DATA FOR THIS EXERCISE:

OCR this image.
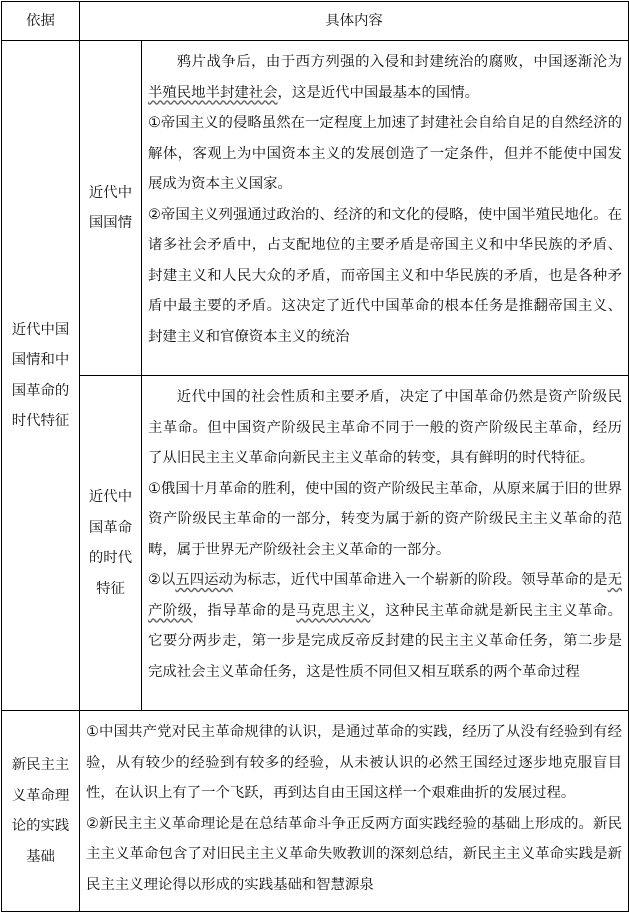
依据	具体内容	
近代中国国情和中国革命的时代特征	近代中国国情	鸦片战争后，由于西方列强的入侵和封建统治的腐败，中国逐渐沦为半殖民地半封建社会，这是近代中国最基本的国情。

①帝国主义的侵略虽然在一定程度上加速了封建社会自给自足的自然经济的解体，客观上为中国资本主义的发展创造了一定条件，但并不能使中国发展成为资本主义国家。

②帝国主义列强通过政治的、经济的和文化的侵略，使中国半殖民地化。在诸多社会矛盾中，占支配地位的主要矛盾是帝国主义和中华民族的矛盾、封建主义和人民大众的矛盾，而帝国主义和中华民族的矛盾，也是各种矛盾中最主要的矛盾。这决定了近代中国革命的根本任务是推翻帝国主义、封建主义和官僚资本主义的统治

	近代中国革命的时代特征	近代中国的社会性质和主要矛盾，决定了中国革命仍然是资产阶级民主革命。但中国资产阶级民主革命不同于一般的资产阶级民主革命，经历了从旧民主主义革命向新民主主义革命的转变，具有鲜明的时代特征。

①俄国十月革命的胜利，使中国的资产阶级民主革命，从原来属于旧的世界资产阶级民主革命的一部分，转变为属于新的资产阶级民主主义革命的范畴，属于世界无产阶级社会主义革命的一部分。

②以五四运动为标志，近代中国革命进入一个崭新的阶段。领导革命的是无产阶级，指导革命的是马克思主义，这种民主革命就是新民主主义革命。它要分两步走，第一步是完成反帝反封建的民主主义革命任务，第二步是完成社会主义革命任务，这是性质不同但又相互联系的两个革命过程

新民主主义革命理论的实践基础	①中国共产党对民主革命规律的认识，是通过革命的实践，经历了从没有经验到有经验，从有较少的经验到有较多的经验，从未被认识的必然王国经过逐步地克服盲目性，在认识上有了一个飞跃，再到达自由王国这样一个艰难曲折的发展过程。

②新民主主义革命理论是在总结革命斗争正反两方面实践经验的基础上形成的。新民主主义革命包含了对旧民主主义革命失败教训的深刻总结，新民主主义革命实践是新民主主义理论得以形成的实践基础和智慧源泉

TASK OBJECTIVE:
Copy all the lines of data exactly as they appear, dropping any images.

THE REPLY:
OCR this image.
依据	具体内容	
近代中国国情和中国革命的时代特征	近代中国国情	鸦片战争后，由于西方列强的入侵和封建统治的腐败，中国逐渐沦为半殖民地半封建社会，这是近代中国最基本的国情。

①帝国主义的侵略虽然在一定程度上加速了封建社会自给自足的自然经济的解体，客观上为中国资本主义的发展创造了一定条件，但并不能使中国发展成为资本主义国家。

②帝国主义列强通过政治的、经济的和文化的侵略，使中国半殖民地化。在诸多社会矛盾中，占支配地位的主要矛盾是帝国主义和中华民族的矛盾、封建主义和人民大众的矛盾，而帝国主义和中华民族的矛盾，也是各种矛盾中最主要的矛盾。这决定了近代中国革命的根本任务是推翻帝国主义、封建主义和官僚资本主义的统治

	近代中国革命的时代特征	近代中国的社会性质和主要矛盾，决定了中国革命仍然是资产阶级民主革命。但中国资产阶级民主革命不同于一般的资产阶级民主革命，经历了从旧民主主义革命向新民主主义革命的转变，具有鲜明的时代特征。

①俄国十月革命的胜利，使中国的资产阶级民主革命，从原来属于旧的世界资产阶级民主革命的一部分，转变为属于新的资产阶级民主主义革命的范畴，属于世界无产阶级社会主义革命的一部分。

②以五四运动为标志，近代中国革命进入一个崭新的阶段。领导革命的是无产阶级，指导革命的是马克思主义，这种民主革命就是新民主主义革命。它要分两步走，第一步是完成反帝反封建的民主主义革命任务，第二步是完成社会主义革命任务，这是性质不同但又相互联系的两个革命过程

新民主主义革命理论的实践基础	①中国共产党对民主革命规律的认识，是通过革命的实践，经历了从没有经验到有经验，从有较少的经验到有较多的经验，从未被认识的必然王国经过逐步地克服盲目性，在认识上有了一个飞跃，再到达自由王国这样一个艰难曲折的发展过程。

②新民主主义革命理论是在总结革命斗争正反两方面实践经验的基础上形成的。新民主主义革命包含了对旧民主主义革命失败教训的深刻总结，新民主主义革命实践是新民主主义理论得以形成的实践基础和智慧源泉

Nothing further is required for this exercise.